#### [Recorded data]
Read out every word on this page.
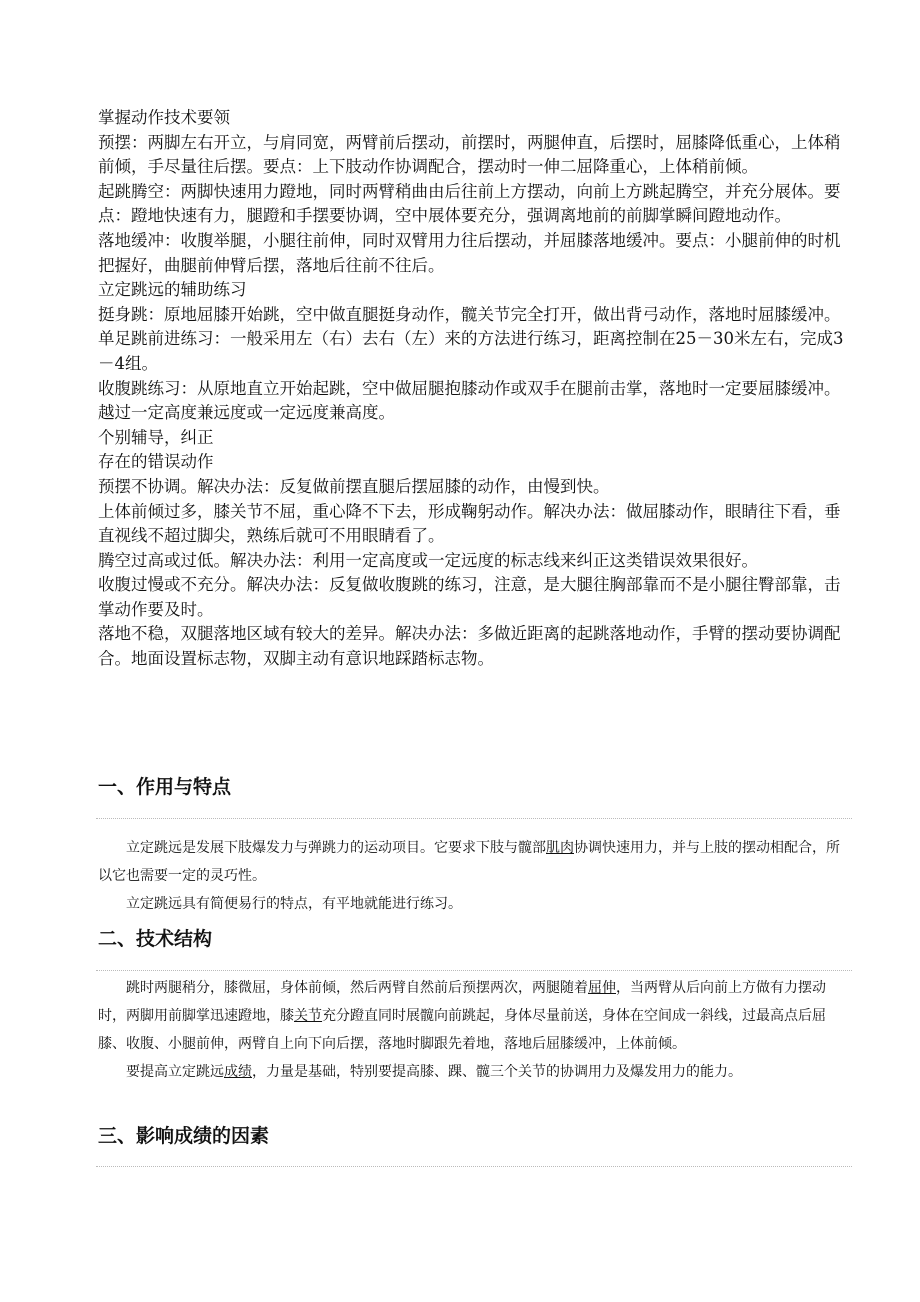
掌握动作技术要领

预摆：两脚左右开立，与肩同宽，两臂前后摆动，前摆时，两腿伸直，后摆时，屈膝降低重心，上体稍前倾，手尽量往后摆。要点：上下肢动作协调配合，摆动时一伸二屈降重心，上体稍前倾。

起跳腾空：两脚快速用力蹬地，同时两臂稍曲由后往前上方摆动，向前上方跳起腾空，并充分展体。要点：蹬地快速有力，腿蹬和手摆要协调，空中展体要充分，强调离地前的前脚掌瞬间蹬地动作。

落地缓冲：收腹举腿，小腿往前伸，同时双臂用力往后摆动，并屈膝落地缓冲。要点：小腿前伸的时机把握好，曲腿前伸臂后摆，落地后往前不往后。

立定跳远的辅助练习

挺身跳：原地屈膝开始跳，空中做直腿挺身动作，髋关节完全打开，做出背弓动作，落地时屈膝缓冲。

单足跳前进练习：一般采用左（右）去右（左）来的方法进行练习，距离控制在25－30米左右，完成3－4组。

收腹跳练习：从原地直立开始起跳，空中做屈腿抱膝动作或双手在腿前击掌，落地时一定要屈膝缓冲。

越过一定高度兼远度或一定远度兼高度。

个别辅导，纠正

存在的错误动作

预摆不协调。解决办法：反复做前摆直腿后摆屈膝的动作，由慢到快。

上体前倾过多，膝关节不屈，重心降不下去，形成鞠躬动作。解决办法：做屈膝动作，眼睛往下看，垂直视线不超过脚尖，熟练后就可不用眼睛看了。

腾空过高或过低。解决办法：利用一定高度或一定远度的标志线来纠正这类错误效果很好。

收腹过慢或不充分。解决办法：反复做收腹跳的练习，注意，是大腿往胸部靠而不是小腿往臀部靠，击掌动作要及时。

落地不稳，双腿落地区域有较大的差异。解决办法：多做近距离的起跳落地动作，手臂的摆动要协调配合。地面设置标志物，双脚主动有意识地踩踏标志物。

一、作用与特点

立定跳远是发展下肢爆发力与弹跳力的运动项目。它要求下肢与髋部肌肉协调快速用力，并与上肢的摆动相配合，所以它也需要一定的灵巧性。

立定跳远具有简便易行的特点，有平地就能进行练习。

二、技术结构

跳时两腿稍分，膝微屈，身体前倾，然后两臂自然前后预摆两次，两腿随着屈伸，当两臂从后向前上方做有力摆动时，两脚用前脚掌迅速蹬地，膝关节充分蹬直同时展髋向前跳起，身体尽量前送，身体在空间成一斜线，过最高点后屈膝、收腹、小腿前伸，两臂自上向下向后摆，落地时脚跟先着地，落地后屈膝缓冲，上体前倾。

要提高立定跳远成绩，力量是基础，特别要提高膝、踝、髋三个关节的协调用力及爆发用力的能力。

三、影响成绩的因素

#### [WHAT THE TASK ASKS]
Write the full listing out again with every line unchanged, but include no pictures.

#### [FINAL RESULT]
Read out every word on this page.
掌握动作技术要领

预摆：两脚左右开立，与肩同宽，两臂前后摆动，前摆时，两腿伸直，后摆时，屈膝降低重心，上体稍前倾，手尽量往后摆。要点：上下肢动作协调配合，摆动时一伸二屈降重心，上体稍前倾。

起跳腾空：两脚快速用力蹬地，同时两臂稍曲由后往前上方摆动，向前上方跳起腾空，并充分展体。要点：蹬地快速有力，腿蹬和手摆要协调，空中展体要充分，强调离地前的前脚掌瞬间蹬地动作。

落地缓冲：收腹举腿，小腿往前伸，同时双臂用力往后摆动，并屈膝落地缓冲。要点：小腿前伸的时机把握好，曲腿前伸臂后摆，落地后往前不往后。

立定跳远的辅助练习

挺身跳：原地屈膝开始跳，空中做直腿挺身动作，髋关节完全打开，做出背弓动作，落地时屈膝缓冲。

单足跳前进练习：一般采用左（右）去右（左）来的方法进行练习，距离控制在25－30米左右，完成3－4组。

收腹跳练习：从原地直立开始起跳，空中做屈腿抱膝动作或双手在腿前击掌，落地时一定要屈膝缓冲。

越过一定高度兼远度或一定远度兼高度。

个别辅导，纠正

存在的错误动作

预摆不协调。解决办法：反复做前摆直腿后摆屈膝的动作，由慢到快。

上体前倾过多，膝关节不屈，重心降不下去，形成鞠躬动作。解决办法：做屈膝动作，眼睛往下看，垂直视线不超过脚尖，熟练后就可不用眼睛看了。

腾空过高或过低。解决办法：利用一定高度或一定远度的标志线来纠正这类错误效果很好。

收腹过慢或不充分。解决办法：反复做收腹跳的练习，注意，是大腿往胸部靠而不是小腿往臀部靠，击掌动作要及时。

落地不稳，双腿落地区域有较大的差异。解决办法：多做近距离的起跳落地动作，手臂的摆动要协调配合。地面设置标志物，双脚主动有意识地踩踏标志物。

一、作用与特点

立定跳远是发展下肢爆发力与弹跳力的运动项目。它要求下肢与髋部肌肉协调快速用力，并与上肢的摆动相配合，所以它也需要一定的灵巧性。

立定跳远具有简便易行的特点，有平地就能进行练习。

二、技术结构

跳时两腿稍分，膝微屈，身体前倾，然后两臂自然前后预摆两次，两腿随着屈伸，当两臂从后向前上方做有力摆动时，两脚用前脚掌迅速蹬地，膝关节充分蹬直同时展髋向前跳起，身体尽量前送，身体在空间成一斜线，过最高点后屈膝、收腹、小腿前伸，两臂自上向下向后摆，落地时脚跟先着地，落地后屈膝缓冲，上体前倾。

要提高立定跳远成绩，力量是基础，特别要提高膝、踝、髋三个关节的协调用力及爆发用力的能力。

三、影响成绩的因素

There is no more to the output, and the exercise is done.